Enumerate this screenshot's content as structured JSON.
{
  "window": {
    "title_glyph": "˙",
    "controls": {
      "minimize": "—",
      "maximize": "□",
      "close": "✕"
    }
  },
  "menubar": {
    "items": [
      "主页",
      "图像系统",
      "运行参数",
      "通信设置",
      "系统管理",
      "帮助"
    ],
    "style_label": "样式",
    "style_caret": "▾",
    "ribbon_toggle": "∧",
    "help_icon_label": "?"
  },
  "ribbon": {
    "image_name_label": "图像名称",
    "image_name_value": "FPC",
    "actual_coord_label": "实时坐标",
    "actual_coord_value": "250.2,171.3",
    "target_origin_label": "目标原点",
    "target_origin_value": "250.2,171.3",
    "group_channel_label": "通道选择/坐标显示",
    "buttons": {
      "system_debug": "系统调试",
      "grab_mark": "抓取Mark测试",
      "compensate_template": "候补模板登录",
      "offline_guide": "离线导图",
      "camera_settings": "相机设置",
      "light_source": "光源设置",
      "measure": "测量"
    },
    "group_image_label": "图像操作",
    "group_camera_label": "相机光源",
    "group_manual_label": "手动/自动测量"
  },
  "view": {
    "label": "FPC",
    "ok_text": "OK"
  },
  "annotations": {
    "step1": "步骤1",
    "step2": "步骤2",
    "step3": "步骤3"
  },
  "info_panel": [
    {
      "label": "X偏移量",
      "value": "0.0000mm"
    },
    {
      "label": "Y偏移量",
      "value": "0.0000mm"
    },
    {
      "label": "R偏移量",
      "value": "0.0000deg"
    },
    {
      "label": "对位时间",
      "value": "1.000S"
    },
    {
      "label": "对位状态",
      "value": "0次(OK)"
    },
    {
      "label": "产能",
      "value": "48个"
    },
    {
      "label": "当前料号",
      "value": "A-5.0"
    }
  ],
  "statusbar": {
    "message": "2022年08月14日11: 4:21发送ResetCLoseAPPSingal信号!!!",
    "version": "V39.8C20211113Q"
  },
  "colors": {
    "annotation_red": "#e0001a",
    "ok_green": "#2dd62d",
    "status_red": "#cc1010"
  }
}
___
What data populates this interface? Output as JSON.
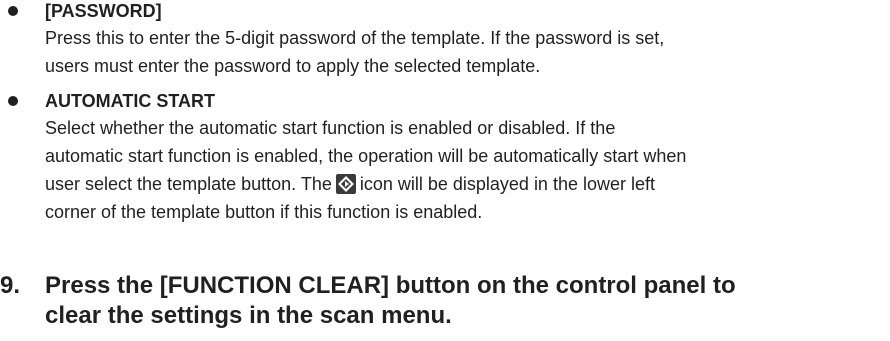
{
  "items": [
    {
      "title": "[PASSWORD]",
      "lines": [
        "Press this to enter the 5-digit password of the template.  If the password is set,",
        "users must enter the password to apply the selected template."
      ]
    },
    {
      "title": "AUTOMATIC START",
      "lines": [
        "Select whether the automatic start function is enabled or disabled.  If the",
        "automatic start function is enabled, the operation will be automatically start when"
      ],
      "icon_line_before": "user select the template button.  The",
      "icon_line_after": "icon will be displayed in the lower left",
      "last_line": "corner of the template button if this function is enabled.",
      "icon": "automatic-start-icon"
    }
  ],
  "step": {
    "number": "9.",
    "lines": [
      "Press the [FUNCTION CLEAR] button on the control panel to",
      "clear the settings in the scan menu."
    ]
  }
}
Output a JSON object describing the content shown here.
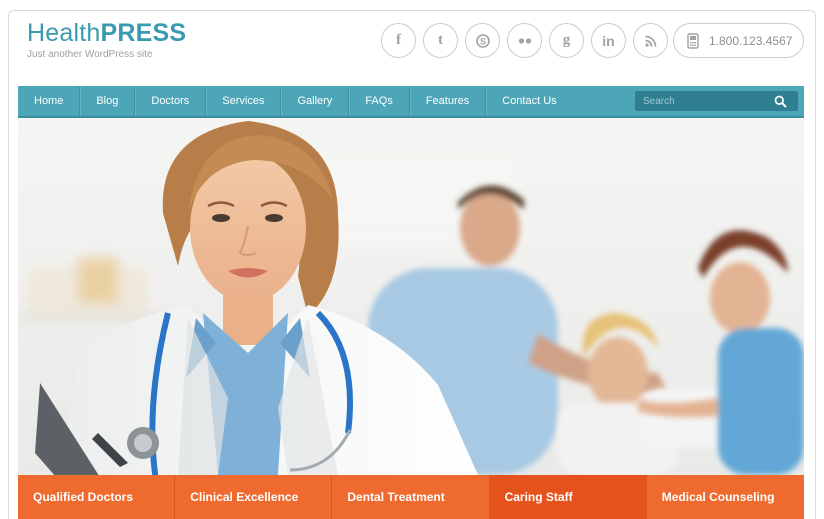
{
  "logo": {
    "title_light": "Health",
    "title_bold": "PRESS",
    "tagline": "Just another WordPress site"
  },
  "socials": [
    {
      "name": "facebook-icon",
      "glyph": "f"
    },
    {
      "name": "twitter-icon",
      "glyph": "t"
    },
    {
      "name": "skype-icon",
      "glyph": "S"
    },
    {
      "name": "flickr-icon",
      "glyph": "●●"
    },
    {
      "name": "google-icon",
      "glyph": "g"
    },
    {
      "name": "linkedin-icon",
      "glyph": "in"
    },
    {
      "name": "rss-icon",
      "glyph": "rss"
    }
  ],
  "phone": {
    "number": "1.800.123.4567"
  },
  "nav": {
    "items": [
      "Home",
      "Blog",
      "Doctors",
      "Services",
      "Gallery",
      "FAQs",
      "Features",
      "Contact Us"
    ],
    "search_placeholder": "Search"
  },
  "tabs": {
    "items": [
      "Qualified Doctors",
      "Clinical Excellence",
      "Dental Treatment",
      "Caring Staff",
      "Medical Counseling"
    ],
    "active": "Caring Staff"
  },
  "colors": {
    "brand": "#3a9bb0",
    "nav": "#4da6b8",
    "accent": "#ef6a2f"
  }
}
___
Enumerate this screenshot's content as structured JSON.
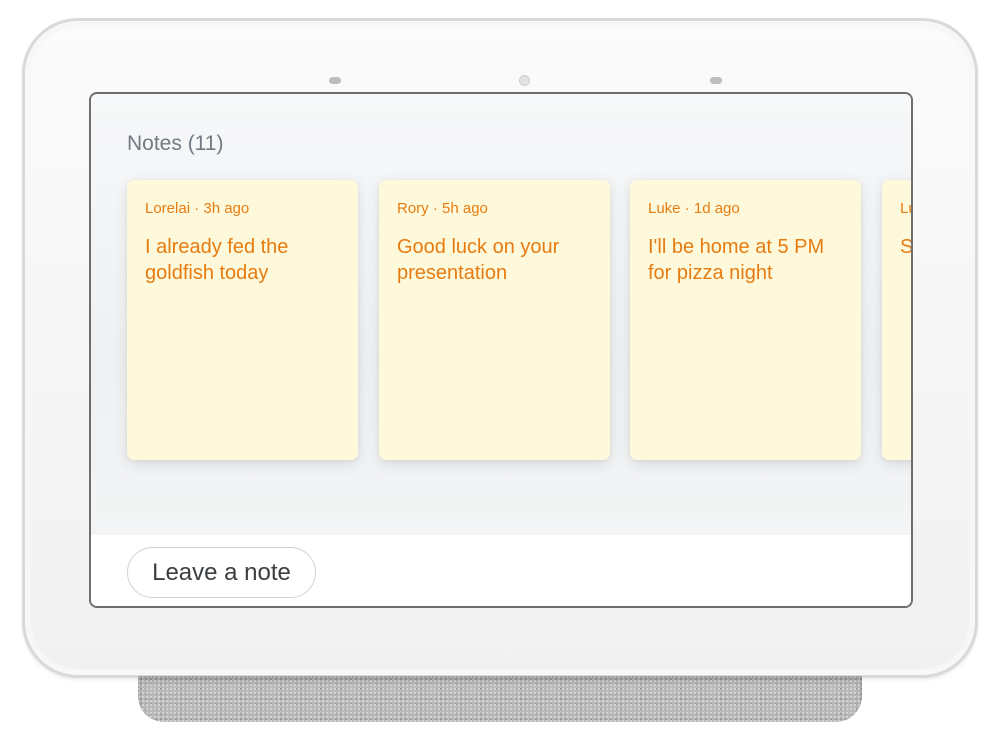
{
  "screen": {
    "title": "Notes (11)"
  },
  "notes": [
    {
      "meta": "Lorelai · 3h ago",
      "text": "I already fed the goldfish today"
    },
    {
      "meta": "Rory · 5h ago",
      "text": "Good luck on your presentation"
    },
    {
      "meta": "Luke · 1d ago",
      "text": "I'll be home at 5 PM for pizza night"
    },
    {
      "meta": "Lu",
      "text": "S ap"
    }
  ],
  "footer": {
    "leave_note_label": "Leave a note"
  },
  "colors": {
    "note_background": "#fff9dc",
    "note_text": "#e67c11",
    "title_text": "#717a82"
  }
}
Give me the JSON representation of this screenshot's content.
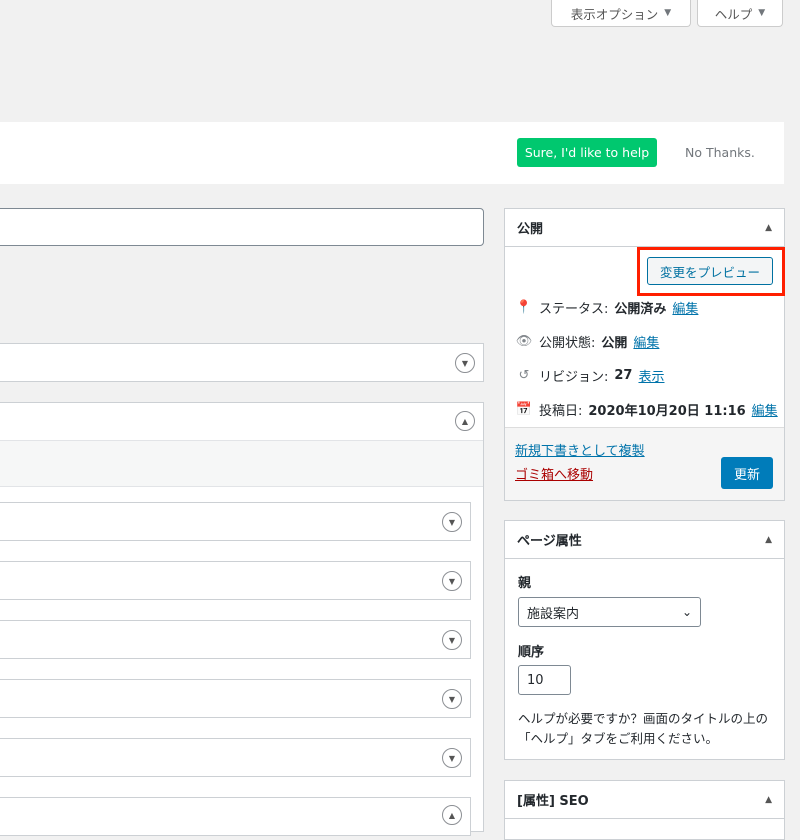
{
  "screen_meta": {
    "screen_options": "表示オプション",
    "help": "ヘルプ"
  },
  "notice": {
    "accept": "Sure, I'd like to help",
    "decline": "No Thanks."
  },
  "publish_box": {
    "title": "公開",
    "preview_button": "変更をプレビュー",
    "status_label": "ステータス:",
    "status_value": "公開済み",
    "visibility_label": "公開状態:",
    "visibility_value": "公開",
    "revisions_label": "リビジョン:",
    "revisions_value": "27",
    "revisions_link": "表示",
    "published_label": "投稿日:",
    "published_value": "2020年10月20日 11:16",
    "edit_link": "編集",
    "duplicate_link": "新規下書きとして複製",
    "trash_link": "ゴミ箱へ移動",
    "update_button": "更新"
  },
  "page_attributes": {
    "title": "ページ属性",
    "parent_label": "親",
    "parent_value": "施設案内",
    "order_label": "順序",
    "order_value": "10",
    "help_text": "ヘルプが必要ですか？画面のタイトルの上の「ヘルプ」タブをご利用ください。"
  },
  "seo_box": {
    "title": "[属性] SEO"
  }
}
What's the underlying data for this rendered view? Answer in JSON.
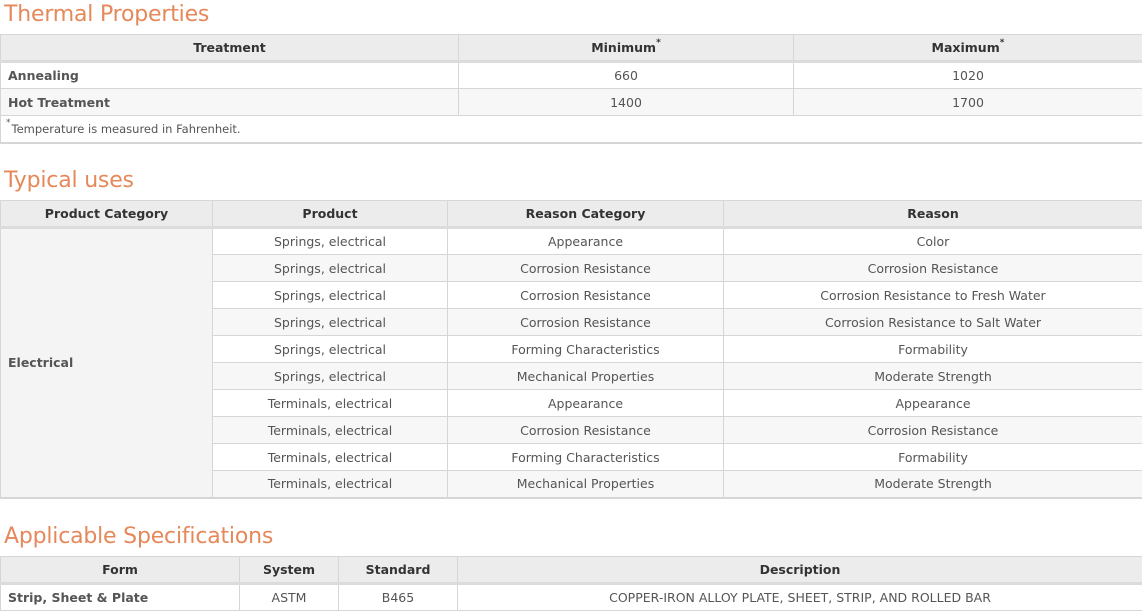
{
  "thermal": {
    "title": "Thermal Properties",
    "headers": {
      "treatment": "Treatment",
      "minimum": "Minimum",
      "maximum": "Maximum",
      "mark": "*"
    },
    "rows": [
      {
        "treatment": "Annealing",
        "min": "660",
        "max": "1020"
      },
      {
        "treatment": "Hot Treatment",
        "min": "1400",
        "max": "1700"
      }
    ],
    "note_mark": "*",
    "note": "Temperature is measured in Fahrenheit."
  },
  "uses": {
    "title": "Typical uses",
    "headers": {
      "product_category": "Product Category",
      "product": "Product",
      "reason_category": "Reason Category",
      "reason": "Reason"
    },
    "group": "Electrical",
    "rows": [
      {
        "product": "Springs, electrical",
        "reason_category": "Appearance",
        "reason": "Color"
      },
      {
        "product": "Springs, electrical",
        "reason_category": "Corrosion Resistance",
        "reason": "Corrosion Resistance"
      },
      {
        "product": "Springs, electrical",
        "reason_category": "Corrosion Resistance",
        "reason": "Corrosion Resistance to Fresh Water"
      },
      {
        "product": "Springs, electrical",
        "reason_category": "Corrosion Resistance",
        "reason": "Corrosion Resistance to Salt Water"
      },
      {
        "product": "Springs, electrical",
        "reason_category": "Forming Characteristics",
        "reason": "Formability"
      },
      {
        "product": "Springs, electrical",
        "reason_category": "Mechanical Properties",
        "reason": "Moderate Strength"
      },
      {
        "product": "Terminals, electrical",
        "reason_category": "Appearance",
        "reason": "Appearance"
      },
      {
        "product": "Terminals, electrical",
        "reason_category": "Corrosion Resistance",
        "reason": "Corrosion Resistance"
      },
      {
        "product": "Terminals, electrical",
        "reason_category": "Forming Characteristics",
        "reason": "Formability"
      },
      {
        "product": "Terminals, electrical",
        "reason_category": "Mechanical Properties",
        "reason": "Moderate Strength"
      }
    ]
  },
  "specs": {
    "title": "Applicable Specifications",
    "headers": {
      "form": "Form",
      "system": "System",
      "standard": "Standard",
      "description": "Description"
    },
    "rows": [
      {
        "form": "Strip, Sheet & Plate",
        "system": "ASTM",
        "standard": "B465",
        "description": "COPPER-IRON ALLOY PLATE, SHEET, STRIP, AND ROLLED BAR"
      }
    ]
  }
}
___
SET TASK: Reply with the number of lines in the preceding entries that contain "data", and no other words.

OUTPUT BELOW: 2